---------- Page extract

# Help I'm trapped in my kitchen with out a slingshot



## harpersgrace (Jan 28, 2010)

Help, my girl decided to have some remodeling done, we needed a new ceiling in the livingroom and hallway, and she decided to have the floor done as well. This started monday and appears that it is going to continue till next week. Currently the only rooms that are habitable are the bed rooms and the kitchen with the workers in between, so for the last week we have been spending most of our waking hours in the kitchen since there is a bathroom off it and the back door. Now we do have a large kitchen but it also is housing the bulk of the livingroom furniture...so me, my girl, and a 70lb german sheperd along with two rooms of furniture all crammed together, can you start to see the problem here???? and what is worse and I mean really bad is that all my slingshots got packed up and I don't know where they are and don't have room to dig....now I do have my BB shooter but Im not happy with the pouch, which makes shooting less pleasent than I would like.....but my supplies and tool are also MIA so I can even fiddle with it.....Grrrrrrr Some one shoot me please!!! 
Does this look like a happy puppy? Does it?


----------



## dgui (Jan 12, 2010)

Your Pup looks like she can tear someones behind up. She looks fierce. Go to the store and buy a cheap crappy slingshot and just have some fun till you get it all straightened out. Remodeling, You sound like you need to bust some cans to feel better. I would just leave till its over.


----------

--------------------

The task
Copy the part of the forum thread about the kitchen remodel word for word, from "## dgui (Jan" to "till its over.". The data that follows is separate material, unrelated to the forum thread above.

---------- Dataset section

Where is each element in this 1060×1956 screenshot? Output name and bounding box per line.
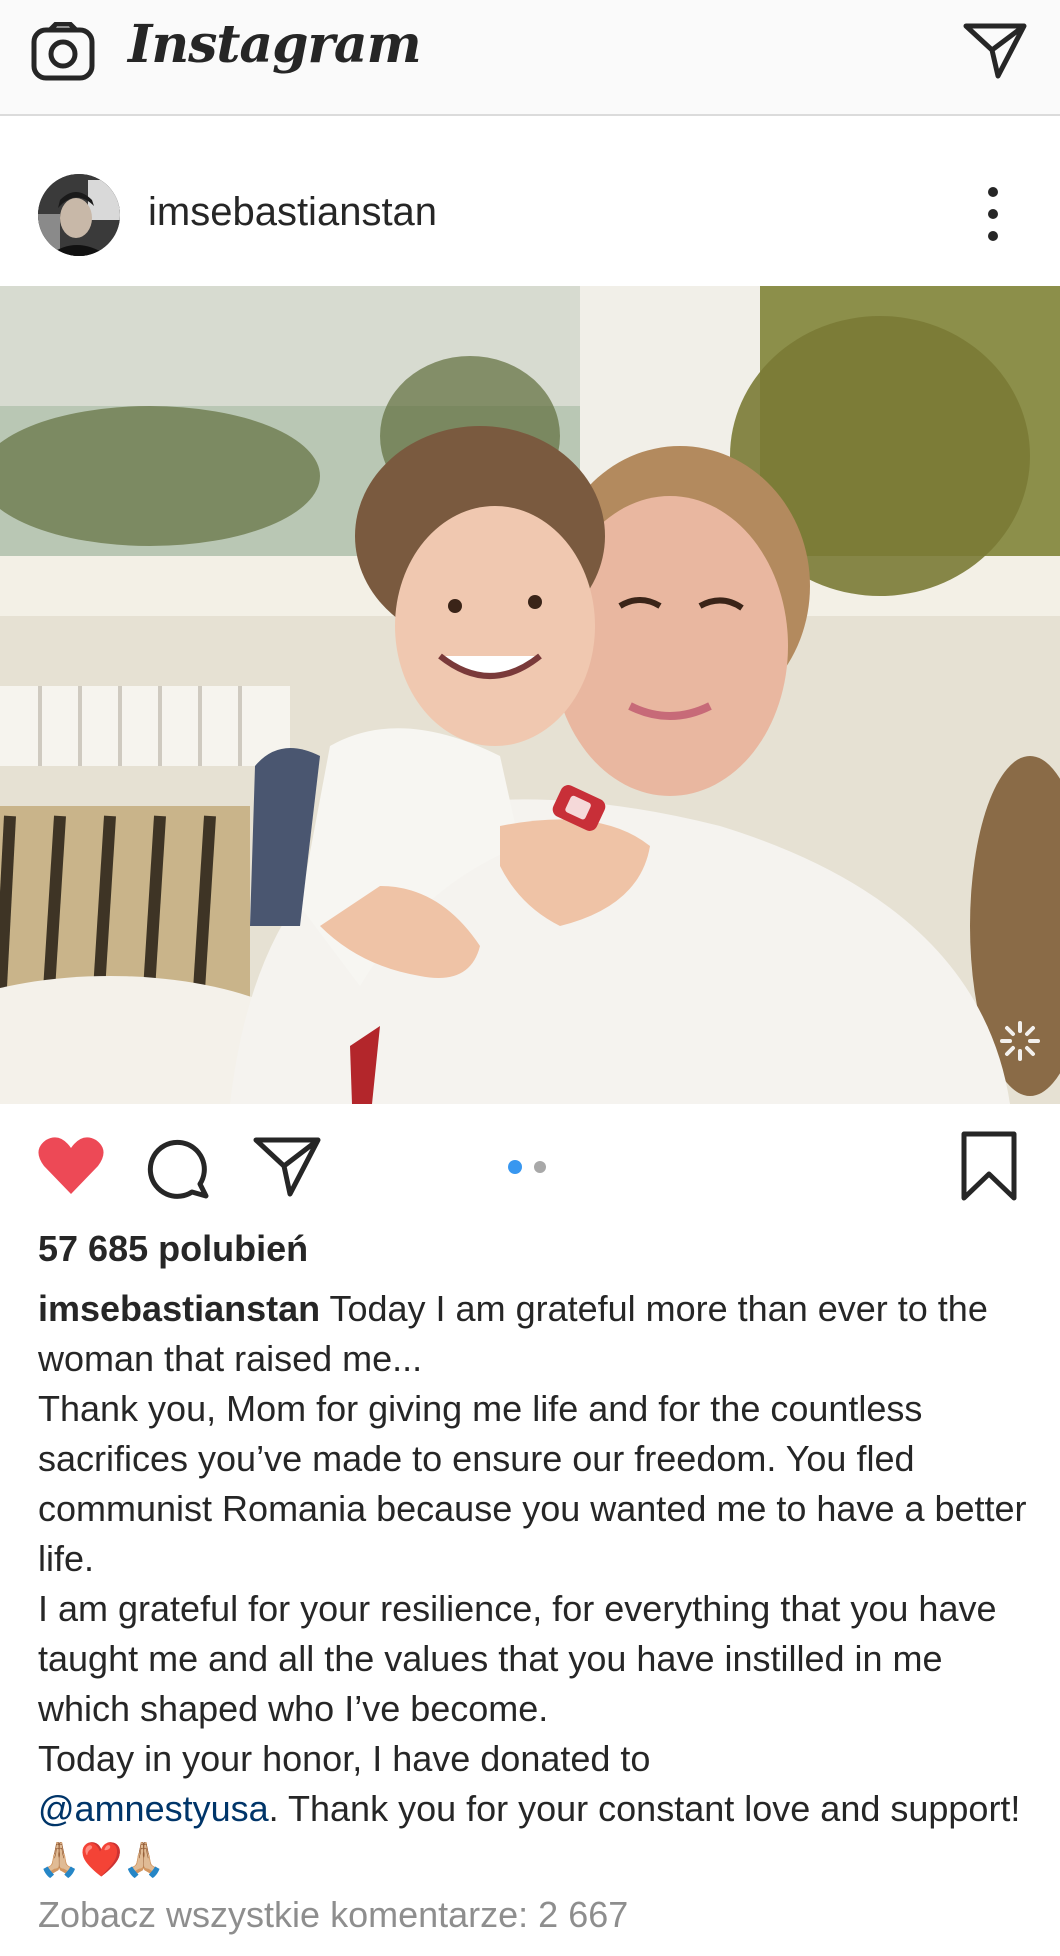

--------------------

Answer to this task
## dgui (Jan 12, 2010)

Your Pup looks like she can tear someones behind up. She looks fierce. Go to the store and buy a cheap crappy slingshot and just have some fun till you get it all straightened out. Remodeling, You sound like you need to bust some cans to feel better. I would just leave till its over.